**Exercise directions:**
Copy out every record below exactly as written, but leave out any pictures.
── Given information ──
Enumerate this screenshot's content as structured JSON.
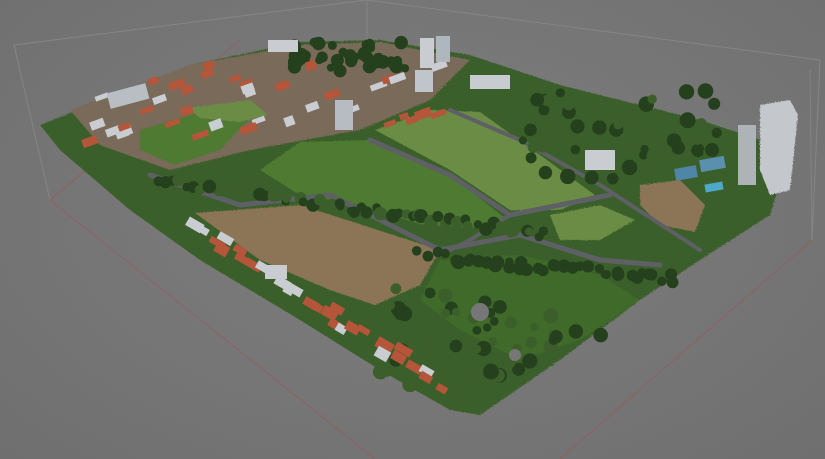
{
  "viewer": {
    "background_color": "#777777",
    "bbox_top_color": "#8a8a8a",
    "bbox_bottom_color": "#9a5a5a",
    "ground_plane_color": "#a06060"
  },
  "model": {
    "type": "photogrammetry-point-cloud",
    "colors": {
      "lawn": "#4f7a33",
      "lawn_light": "#6a8c45",
      "dry_field": "#8c7456",
      "tree_dark": "#24401c",
      "tree": "#3b5e2a",
      "road": "#5e6066",
      "roof_red": "#b5553a",
      "building_white": "#c9cdd2",
      "pool": "#4fa8c8"
    }
  }
}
───
**Exercise result:**
Enumerate this screenshot's content as structured JSON.
{
  "viewer": {
    "background_color": "#777777",
    "bbox_top_color": "#8a8a8a",
    "bbox_bottom_color": "#9a5a5a",
    "ground_plane_color": "#a06060"
  },
  "model": {
    "type": "photogrammetry-point-cloud",
    "colors": {
      "lawn": "#4f7a33",
      "lawn_light": "#6a8c45",
      "dry_field": "#8c7456",
      "tree_dark": "#24401c",
      "tree": "#3b5e2a",
      "road": "#5e6066",
      "roof_red": "#b5553a",
      "building_white": "#c9cdd2",
      "pool": "#4fa8c8"
    }
  }
}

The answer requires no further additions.